■ TASK STATEMENT
Reproduce each line bearing the word "name".

Extracts from a graphics dataset
☆ ☆ ☆ ☆ ☆

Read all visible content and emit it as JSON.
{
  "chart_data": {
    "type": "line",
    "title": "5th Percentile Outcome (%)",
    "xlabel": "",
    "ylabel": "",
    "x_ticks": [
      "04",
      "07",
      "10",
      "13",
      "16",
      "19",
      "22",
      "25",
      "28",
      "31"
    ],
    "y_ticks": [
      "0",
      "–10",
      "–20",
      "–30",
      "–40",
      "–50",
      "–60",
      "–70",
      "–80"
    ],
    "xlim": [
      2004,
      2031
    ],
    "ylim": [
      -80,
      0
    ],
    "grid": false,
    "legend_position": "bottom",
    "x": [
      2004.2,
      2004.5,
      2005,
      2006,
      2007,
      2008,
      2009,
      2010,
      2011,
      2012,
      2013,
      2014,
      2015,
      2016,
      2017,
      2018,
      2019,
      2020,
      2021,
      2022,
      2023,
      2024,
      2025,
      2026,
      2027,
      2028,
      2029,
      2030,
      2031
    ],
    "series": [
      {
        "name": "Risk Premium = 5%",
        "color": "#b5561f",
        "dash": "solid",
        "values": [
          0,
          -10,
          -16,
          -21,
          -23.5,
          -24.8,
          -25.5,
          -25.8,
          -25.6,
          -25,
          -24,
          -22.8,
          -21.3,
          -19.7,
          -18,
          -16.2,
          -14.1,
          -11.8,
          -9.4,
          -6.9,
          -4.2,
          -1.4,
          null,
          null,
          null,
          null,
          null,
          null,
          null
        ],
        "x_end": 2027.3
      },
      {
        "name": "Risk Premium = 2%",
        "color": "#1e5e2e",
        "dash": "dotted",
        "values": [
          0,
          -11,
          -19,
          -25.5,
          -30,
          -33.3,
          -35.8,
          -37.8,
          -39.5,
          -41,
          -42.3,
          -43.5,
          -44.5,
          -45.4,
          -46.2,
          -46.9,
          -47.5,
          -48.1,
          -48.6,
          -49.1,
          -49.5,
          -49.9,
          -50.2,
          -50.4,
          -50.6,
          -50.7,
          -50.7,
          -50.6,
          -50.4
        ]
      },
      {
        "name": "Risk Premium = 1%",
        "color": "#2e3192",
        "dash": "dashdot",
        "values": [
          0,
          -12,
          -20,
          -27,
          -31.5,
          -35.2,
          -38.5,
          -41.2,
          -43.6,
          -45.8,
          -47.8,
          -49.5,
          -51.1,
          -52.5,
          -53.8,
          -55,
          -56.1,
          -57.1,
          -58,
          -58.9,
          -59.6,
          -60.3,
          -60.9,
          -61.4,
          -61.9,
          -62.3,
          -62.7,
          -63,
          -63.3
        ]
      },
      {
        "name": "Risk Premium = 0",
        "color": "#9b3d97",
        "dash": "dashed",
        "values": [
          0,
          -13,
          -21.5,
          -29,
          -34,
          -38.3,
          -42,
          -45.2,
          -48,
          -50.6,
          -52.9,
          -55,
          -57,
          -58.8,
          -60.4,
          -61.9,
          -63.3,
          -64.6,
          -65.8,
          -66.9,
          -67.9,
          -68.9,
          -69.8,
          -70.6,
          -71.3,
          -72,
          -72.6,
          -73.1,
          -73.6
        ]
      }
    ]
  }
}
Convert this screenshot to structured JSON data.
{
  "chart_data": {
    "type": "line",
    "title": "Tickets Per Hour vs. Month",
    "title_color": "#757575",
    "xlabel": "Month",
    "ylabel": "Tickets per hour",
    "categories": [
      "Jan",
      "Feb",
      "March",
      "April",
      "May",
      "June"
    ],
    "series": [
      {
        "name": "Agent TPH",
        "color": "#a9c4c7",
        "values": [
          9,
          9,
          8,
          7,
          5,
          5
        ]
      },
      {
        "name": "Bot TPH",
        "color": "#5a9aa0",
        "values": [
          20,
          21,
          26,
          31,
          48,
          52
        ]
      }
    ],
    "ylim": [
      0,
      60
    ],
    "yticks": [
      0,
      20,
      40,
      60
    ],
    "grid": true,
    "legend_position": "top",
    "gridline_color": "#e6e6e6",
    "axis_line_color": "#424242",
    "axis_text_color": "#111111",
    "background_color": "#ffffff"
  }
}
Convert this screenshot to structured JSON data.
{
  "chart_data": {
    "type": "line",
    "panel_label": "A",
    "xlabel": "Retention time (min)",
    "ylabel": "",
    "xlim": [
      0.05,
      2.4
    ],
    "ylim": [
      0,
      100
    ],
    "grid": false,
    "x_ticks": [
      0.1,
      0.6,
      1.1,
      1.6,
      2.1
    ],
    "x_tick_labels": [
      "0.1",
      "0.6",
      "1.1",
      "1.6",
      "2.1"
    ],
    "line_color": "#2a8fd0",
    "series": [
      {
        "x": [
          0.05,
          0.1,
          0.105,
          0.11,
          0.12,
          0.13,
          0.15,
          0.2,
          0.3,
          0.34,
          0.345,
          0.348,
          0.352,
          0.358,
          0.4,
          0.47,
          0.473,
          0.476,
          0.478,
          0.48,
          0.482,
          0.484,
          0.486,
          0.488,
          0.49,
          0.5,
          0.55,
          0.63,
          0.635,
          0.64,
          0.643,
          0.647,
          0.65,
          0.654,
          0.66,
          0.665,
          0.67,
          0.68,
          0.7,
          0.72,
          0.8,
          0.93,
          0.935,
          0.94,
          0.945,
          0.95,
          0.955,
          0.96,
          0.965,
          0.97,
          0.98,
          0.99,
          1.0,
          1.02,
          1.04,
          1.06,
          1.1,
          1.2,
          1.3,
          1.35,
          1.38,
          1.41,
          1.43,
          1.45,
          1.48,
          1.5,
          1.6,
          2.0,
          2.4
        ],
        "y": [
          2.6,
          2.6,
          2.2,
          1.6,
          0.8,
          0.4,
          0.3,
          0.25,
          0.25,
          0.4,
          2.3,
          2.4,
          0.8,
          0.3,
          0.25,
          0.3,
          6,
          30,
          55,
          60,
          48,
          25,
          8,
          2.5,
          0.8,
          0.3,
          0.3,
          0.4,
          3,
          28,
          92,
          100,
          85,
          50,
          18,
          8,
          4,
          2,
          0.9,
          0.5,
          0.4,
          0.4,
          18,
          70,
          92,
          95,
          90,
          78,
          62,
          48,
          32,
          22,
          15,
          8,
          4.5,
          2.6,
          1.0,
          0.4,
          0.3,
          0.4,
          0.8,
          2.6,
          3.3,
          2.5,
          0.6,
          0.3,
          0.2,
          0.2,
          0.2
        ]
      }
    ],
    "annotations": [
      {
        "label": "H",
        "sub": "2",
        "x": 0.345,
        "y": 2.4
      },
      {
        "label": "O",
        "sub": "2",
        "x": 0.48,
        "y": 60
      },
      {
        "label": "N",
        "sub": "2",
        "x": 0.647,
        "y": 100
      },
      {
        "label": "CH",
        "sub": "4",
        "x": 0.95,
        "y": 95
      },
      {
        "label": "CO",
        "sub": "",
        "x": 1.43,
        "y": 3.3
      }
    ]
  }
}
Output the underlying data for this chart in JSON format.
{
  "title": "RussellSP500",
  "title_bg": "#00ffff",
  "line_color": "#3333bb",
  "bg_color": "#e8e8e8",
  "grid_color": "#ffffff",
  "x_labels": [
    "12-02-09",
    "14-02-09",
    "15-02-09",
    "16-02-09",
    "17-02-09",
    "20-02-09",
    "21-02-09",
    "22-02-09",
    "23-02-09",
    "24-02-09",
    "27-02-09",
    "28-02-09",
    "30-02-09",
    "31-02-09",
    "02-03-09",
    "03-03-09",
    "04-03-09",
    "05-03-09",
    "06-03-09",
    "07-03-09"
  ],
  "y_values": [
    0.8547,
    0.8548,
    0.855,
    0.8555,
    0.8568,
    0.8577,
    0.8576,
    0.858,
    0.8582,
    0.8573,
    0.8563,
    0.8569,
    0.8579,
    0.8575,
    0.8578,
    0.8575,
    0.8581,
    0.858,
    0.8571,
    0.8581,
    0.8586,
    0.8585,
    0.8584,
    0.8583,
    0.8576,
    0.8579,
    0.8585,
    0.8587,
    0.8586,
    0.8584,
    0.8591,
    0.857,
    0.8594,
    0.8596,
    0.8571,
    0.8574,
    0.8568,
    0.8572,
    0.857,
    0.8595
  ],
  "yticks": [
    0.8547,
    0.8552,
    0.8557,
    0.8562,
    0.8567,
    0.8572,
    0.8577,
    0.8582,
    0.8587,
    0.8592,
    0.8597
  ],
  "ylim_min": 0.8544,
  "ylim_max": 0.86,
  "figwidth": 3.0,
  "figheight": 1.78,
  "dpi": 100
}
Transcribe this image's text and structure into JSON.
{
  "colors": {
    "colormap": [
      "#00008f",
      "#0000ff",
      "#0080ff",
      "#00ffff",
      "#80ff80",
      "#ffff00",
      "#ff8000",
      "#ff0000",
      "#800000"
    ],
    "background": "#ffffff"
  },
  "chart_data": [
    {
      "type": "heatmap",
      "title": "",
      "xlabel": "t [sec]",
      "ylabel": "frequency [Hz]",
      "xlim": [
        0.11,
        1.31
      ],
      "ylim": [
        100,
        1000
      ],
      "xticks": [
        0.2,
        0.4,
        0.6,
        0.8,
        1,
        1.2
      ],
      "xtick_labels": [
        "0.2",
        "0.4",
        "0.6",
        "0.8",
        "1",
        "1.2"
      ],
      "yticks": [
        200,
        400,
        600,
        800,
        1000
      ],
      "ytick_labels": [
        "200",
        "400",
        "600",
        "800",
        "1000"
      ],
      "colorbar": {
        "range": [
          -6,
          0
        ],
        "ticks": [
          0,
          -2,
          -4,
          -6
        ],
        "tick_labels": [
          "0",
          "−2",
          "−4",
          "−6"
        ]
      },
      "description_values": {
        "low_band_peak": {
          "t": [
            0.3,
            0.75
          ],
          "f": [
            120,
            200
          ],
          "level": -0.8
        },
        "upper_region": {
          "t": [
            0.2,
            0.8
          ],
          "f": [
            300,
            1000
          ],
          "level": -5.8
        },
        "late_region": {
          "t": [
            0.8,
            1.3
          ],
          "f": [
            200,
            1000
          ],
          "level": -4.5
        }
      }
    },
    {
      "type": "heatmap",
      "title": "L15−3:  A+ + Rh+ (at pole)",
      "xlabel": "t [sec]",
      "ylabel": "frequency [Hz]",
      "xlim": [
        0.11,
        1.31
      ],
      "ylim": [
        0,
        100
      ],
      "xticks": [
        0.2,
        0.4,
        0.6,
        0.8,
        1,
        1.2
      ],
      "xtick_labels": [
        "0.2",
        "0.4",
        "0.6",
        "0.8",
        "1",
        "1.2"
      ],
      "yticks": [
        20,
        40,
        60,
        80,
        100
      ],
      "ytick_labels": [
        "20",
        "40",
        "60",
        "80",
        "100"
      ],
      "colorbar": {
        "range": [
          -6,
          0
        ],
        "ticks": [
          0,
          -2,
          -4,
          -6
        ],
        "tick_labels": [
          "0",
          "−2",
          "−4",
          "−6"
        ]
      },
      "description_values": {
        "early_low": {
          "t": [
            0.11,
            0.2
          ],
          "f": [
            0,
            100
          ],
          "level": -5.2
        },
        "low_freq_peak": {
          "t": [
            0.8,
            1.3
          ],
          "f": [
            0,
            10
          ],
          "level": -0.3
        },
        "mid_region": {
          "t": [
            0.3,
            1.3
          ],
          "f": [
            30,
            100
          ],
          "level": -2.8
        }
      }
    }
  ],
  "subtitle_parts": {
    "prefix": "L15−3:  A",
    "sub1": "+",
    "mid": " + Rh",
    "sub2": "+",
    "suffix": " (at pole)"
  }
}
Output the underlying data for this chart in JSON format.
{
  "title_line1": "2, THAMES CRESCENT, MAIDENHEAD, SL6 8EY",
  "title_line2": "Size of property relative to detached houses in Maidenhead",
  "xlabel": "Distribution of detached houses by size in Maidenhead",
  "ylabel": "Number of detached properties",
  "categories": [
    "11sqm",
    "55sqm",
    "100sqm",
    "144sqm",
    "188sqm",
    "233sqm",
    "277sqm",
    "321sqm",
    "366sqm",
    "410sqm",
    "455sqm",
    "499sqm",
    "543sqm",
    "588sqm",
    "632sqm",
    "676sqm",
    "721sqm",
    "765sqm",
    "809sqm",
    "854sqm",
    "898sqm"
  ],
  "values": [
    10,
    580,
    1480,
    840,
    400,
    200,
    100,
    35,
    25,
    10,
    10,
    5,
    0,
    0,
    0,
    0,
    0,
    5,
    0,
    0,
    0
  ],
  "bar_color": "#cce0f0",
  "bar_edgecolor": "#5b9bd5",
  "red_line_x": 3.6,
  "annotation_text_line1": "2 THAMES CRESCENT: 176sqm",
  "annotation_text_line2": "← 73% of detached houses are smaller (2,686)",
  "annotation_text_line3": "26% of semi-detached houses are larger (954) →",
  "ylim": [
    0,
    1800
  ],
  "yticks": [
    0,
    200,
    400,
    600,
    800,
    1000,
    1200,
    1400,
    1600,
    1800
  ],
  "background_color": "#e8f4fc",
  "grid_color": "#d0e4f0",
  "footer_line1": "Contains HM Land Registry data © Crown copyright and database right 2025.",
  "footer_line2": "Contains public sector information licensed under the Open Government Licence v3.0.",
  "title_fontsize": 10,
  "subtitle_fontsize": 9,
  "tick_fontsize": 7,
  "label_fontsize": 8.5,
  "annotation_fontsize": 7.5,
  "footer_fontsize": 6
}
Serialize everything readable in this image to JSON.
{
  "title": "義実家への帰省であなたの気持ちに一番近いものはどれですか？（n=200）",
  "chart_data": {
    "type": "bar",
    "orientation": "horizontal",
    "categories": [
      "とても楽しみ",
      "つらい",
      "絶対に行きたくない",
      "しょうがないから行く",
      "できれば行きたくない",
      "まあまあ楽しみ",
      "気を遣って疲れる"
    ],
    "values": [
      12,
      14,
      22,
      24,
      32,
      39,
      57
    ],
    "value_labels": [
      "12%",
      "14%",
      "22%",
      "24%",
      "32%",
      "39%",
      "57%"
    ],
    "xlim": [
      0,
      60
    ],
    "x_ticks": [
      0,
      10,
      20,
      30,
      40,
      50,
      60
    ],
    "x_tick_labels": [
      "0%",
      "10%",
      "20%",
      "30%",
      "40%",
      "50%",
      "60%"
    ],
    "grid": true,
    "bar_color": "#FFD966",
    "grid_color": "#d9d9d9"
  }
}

☆ ☆ ☆ ☆ ☆

■ EXERCISE RESULT
        "name": "Risk Premium = 5%",
        "name": "Risk Premium = 2%",
        "name": "Risk Premium = 1%",
        "name": "Risk Premium = 0",
        "name": "Agent TPH",
        "name": "Bot TPH",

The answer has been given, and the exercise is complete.